Saved entries
***

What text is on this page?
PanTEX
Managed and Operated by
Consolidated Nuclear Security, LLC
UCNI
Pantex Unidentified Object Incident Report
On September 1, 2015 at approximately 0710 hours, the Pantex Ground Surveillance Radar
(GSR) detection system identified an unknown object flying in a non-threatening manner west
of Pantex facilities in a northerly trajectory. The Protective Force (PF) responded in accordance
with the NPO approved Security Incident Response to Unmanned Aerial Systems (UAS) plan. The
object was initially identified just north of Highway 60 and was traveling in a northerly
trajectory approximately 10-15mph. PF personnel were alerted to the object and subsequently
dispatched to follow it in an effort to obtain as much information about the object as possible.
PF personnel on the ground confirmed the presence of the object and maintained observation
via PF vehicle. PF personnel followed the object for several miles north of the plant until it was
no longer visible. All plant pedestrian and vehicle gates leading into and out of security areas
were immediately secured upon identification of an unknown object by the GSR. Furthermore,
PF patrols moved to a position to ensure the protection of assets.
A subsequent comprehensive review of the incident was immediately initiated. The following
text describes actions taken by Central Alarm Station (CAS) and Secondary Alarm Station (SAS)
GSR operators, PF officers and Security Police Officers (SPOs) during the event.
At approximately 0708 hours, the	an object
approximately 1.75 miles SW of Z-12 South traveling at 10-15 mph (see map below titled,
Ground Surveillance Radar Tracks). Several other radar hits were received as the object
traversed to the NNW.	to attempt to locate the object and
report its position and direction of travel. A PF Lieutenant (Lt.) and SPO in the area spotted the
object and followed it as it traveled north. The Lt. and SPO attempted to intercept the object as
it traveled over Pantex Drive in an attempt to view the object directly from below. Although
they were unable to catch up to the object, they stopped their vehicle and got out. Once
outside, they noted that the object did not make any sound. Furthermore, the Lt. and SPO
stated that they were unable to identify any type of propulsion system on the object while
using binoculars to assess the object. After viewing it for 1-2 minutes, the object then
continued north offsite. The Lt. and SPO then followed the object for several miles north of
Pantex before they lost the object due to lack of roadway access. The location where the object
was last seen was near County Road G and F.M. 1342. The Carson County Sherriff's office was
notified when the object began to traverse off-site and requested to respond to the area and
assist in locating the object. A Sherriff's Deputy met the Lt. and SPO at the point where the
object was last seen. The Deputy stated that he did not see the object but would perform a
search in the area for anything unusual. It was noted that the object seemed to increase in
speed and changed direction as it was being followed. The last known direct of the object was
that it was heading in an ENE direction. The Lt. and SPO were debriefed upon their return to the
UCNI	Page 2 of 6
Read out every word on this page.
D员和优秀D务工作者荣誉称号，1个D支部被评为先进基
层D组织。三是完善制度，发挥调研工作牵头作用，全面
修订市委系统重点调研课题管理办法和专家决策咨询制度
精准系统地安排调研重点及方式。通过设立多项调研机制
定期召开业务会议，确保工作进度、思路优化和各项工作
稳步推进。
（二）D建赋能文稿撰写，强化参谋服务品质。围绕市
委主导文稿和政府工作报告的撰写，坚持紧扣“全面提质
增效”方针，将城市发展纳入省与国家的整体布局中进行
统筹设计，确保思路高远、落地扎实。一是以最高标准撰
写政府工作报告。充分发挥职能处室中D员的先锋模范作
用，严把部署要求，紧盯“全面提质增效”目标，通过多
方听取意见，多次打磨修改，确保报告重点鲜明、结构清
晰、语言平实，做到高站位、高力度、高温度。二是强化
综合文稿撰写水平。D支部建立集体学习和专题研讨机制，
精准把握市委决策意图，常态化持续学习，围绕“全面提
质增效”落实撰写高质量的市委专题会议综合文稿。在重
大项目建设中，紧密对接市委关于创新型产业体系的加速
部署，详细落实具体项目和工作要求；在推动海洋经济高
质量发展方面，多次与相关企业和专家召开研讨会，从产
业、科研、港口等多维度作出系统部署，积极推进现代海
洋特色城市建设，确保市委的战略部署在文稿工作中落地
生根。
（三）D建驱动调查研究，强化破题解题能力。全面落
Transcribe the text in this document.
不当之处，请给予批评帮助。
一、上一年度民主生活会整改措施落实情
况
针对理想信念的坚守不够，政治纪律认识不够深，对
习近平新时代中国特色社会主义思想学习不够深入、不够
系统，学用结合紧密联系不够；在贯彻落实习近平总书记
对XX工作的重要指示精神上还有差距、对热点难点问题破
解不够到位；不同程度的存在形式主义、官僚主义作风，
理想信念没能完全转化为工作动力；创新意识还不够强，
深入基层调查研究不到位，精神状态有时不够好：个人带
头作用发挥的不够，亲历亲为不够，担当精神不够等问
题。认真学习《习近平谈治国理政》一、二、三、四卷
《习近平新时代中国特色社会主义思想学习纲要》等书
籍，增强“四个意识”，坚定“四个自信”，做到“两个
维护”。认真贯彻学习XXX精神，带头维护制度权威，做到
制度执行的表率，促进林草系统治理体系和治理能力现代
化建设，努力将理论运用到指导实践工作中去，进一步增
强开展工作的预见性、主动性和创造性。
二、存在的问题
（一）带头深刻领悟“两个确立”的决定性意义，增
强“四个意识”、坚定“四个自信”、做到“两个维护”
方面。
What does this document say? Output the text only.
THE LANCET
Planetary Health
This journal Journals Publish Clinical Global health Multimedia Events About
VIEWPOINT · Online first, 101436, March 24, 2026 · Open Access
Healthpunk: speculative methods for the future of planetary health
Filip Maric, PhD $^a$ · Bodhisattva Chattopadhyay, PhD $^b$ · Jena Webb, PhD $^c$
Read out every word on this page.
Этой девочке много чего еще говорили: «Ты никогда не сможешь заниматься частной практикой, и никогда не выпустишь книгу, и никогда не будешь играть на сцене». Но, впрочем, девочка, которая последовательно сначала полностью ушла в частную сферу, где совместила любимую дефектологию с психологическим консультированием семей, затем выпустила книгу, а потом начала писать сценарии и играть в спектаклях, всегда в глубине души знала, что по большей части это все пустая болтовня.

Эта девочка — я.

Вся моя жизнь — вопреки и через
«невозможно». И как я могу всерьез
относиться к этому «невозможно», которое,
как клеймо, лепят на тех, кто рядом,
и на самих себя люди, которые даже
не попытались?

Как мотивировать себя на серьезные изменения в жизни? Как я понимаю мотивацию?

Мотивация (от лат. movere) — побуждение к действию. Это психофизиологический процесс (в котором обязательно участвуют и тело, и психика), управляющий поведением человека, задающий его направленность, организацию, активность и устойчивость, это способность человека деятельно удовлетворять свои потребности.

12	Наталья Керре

***

INSTRUCTIONS FOR THE TASK - Tally every line of the listing that holds the string "immediately", then give the number by itself.

THE OUTPUT - 2